→ **The request**
Only lines with the word "page" are needed; collect each of them from the listing below.

# # # #

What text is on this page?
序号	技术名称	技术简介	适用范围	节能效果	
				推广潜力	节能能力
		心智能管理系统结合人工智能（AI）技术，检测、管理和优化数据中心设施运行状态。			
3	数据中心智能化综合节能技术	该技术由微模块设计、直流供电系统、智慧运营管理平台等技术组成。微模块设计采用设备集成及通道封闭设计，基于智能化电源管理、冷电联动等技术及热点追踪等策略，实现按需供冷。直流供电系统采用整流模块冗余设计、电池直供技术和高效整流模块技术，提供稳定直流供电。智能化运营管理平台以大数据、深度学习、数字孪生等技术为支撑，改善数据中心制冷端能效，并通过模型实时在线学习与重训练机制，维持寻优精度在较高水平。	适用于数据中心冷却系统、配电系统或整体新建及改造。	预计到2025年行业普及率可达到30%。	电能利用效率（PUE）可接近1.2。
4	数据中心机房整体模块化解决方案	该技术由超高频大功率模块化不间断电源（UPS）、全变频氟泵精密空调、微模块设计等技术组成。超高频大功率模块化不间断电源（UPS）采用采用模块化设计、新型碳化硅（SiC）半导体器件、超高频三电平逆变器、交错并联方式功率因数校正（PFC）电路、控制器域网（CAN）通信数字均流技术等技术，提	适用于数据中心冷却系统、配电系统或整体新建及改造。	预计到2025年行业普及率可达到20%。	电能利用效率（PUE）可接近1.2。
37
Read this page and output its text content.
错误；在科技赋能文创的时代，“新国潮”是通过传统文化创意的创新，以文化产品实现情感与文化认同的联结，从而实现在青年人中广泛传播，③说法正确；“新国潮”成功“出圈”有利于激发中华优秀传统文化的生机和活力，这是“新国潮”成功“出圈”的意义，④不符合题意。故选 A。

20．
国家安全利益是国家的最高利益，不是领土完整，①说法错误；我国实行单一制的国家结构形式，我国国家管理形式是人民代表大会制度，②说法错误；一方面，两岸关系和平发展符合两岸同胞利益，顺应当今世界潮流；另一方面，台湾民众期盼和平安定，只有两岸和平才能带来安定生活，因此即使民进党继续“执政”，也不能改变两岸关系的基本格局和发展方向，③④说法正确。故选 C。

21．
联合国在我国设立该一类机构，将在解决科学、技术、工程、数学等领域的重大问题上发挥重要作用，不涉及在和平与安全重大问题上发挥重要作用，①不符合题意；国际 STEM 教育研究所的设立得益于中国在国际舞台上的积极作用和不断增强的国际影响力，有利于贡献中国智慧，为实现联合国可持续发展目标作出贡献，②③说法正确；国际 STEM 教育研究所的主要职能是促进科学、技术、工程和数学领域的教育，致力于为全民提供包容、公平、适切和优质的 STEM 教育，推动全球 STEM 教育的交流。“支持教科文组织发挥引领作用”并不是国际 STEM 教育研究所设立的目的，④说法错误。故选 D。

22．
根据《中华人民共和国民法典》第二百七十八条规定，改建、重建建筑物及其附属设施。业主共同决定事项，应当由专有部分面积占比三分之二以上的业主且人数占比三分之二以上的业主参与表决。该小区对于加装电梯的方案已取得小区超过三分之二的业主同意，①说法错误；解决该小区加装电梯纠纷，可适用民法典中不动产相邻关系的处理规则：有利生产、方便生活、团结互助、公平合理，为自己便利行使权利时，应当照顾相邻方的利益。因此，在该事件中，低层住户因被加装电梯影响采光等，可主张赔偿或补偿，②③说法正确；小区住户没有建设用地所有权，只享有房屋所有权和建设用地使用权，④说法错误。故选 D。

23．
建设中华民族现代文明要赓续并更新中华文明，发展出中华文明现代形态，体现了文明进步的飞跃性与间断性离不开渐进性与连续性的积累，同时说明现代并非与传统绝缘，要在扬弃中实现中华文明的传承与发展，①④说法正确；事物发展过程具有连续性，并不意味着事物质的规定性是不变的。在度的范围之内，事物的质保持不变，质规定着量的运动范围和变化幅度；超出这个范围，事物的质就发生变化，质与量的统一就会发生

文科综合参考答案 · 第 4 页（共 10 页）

# # # #

→ **Response to the exercise**
What text is on this page?
Read this page and output its text content.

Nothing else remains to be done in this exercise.